- [Exercise tasks]
[1] Condense the paragraph that begins "First, it looks like restaurants" in the article on Qu's cloud POS survey into a short bulleted list that keeps its main facts.
[2] According to the article on Qu's cloud POS survey, what percentage of respondents considered a new POS for a single source of data?
[3] Extend the article on Qu's cloud POS survey with a paragraph that picks up after its final sentence.

- [Supplied passage]
====================

Reforming Retail

Qu Survey Shows 41% of Enterprise Restaurants Using Cloud POS

Qu, a cloud POS targeting fast casual and quick service enterprise customers in the food service space, recently published a survey that deserves analysis. This is the first update to a piece we published a few years ago discussing the inevitability of cloud POS.

First, it looks like restaurants are managing way too many menus. The explanation might be that a restaurant brand uses multiple types of POS systems (it’s not uncommon for a corporate group to have bought franchisees who used different types of POS systems) or that they use multiple online ordering or delivery partners, each of whom requires a different type of menu.

As a bit of good news, the respondents in Qu’s survey seemed to finally understand that centralizing data was imperative for operational excellence. Accordingly 77% considered a new POS for a single source of data. We’ve written about this before because it’s so obvious to anyone who wants to make objective decisions.

====================

- [Supplied material]
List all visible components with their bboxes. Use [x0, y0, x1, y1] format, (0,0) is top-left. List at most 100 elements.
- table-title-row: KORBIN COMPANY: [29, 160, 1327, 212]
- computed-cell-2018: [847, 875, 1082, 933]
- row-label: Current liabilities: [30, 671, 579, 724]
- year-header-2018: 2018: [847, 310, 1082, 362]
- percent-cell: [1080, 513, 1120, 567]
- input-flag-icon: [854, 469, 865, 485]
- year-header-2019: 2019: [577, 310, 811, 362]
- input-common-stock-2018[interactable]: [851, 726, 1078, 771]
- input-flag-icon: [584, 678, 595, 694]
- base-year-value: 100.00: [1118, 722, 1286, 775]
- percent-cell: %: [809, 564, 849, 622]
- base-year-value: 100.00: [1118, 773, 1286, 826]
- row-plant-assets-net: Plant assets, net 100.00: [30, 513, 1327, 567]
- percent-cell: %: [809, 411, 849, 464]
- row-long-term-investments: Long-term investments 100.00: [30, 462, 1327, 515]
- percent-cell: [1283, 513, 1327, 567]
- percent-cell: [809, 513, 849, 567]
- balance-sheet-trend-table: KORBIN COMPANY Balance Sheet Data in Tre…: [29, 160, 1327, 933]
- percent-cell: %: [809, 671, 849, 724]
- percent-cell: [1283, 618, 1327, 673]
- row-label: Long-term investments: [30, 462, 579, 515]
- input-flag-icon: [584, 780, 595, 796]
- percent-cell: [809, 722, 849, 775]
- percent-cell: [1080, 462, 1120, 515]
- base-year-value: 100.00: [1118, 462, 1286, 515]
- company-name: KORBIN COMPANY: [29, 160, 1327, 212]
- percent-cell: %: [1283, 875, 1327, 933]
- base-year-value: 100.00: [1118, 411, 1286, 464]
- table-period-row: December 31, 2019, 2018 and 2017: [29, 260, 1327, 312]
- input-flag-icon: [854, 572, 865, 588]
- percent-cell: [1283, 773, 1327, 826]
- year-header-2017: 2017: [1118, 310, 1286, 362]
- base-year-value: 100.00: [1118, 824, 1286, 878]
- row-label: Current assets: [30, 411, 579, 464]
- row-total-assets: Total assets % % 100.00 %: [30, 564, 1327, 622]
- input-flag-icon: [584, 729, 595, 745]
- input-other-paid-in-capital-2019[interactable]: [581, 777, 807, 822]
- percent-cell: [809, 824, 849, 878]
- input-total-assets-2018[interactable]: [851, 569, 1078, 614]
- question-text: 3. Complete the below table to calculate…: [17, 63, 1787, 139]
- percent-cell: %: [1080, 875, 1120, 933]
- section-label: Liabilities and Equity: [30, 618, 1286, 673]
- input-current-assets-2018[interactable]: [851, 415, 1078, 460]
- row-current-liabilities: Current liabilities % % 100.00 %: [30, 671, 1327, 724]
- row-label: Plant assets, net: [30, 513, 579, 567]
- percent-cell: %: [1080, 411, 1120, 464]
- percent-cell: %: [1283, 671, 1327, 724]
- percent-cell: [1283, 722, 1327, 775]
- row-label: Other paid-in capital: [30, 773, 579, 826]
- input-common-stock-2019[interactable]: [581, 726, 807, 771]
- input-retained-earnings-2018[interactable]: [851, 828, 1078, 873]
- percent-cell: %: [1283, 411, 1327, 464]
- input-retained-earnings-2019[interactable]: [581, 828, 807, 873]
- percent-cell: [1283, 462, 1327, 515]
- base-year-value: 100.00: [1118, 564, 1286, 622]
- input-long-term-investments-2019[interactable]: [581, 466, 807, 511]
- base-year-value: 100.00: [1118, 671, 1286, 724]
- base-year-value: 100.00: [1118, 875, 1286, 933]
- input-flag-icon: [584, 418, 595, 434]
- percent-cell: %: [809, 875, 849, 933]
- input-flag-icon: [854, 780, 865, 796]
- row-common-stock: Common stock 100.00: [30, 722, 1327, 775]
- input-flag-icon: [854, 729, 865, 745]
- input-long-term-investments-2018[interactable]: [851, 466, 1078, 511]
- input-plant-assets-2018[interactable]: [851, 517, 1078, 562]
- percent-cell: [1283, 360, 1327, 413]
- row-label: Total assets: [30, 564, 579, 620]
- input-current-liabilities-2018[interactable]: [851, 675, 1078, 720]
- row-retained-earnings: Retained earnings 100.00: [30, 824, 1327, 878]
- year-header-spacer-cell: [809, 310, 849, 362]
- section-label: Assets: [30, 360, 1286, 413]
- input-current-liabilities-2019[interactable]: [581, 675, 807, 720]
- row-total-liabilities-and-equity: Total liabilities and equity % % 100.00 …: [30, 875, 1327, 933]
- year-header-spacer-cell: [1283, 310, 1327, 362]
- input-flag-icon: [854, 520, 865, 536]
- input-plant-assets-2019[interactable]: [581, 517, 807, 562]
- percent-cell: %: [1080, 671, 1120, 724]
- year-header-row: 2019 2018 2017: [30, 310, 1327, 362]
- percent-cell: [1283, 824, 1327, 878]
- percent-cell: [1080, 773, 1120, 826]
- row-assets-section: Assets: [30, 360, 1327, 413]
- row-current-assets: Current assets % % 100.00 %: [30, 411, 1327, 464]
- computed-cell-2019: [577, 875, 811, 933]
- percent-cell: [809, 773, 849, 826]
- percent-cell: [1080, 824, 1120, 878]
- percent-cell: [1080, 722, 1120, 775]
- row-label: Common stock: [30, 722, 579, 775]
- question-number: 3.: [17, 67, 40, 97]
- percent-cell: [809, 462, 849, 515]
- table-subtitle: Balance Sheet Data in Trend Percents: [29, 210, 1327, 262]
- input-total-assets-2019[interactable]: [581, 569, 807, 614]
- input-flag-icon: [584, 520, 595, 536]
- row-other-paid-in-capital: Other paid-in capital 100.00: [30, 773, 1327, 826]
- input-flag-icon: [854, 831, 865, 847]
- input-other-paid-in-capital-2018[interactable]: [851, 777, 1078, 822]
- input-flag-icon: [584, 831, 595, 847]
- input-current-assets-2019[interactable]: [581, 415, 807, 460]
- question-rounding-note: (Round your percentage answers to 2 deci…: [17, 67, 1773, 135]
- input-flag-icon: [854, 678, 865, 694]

====================

- [Replies]
[1]
- Restaurants appear to be managing too many menus.
- One possible cause is that a brand runs multiple types of POS systems, which is common when a corporate group buys franchisees that used different systems.
- Another possible cause is working with multiple online ordering or delivery partners, each requiring a different type of menu.

[2] 77%

[3]
As a bit of credence to our assumption that menu complexity is born from delivery partner promiscuity, the average restaurant brand seems to use 4 delivery partners, proving that there is no loyalty, the services are basically commoditized, and customer (and merchants) flock to whomever showers them with the most investor cash.

But because POS companies continue to suck, many restaurant brands are using middleware to make the POS integration work. Remember, the merchant wants the POS integration to avoid the headache of keying in data and finding erroneous information later on. The POS companies don’t want to do the integration because that involves work, and most of the POS companies have shitty, legacy technology or are otherwise too hard to work with in any rational way. Then, of course, there’s the theory that the delivery companies just don’t want to take their time to build the integrations correctly because that slows down growth.

This next graphic deserves some conversation. Qu is asserting that 41% of their respondents, in enterprise, are using a cloud POS. We predicted that half the market would be cloud by 2022, and this puts our prognostication right on track. We are a bit curious what cloud POS systems those enterprise customers are using, however, because much of the enterprise market (Xpient, Aloha, POSitouch, et al) are not cloud. At all.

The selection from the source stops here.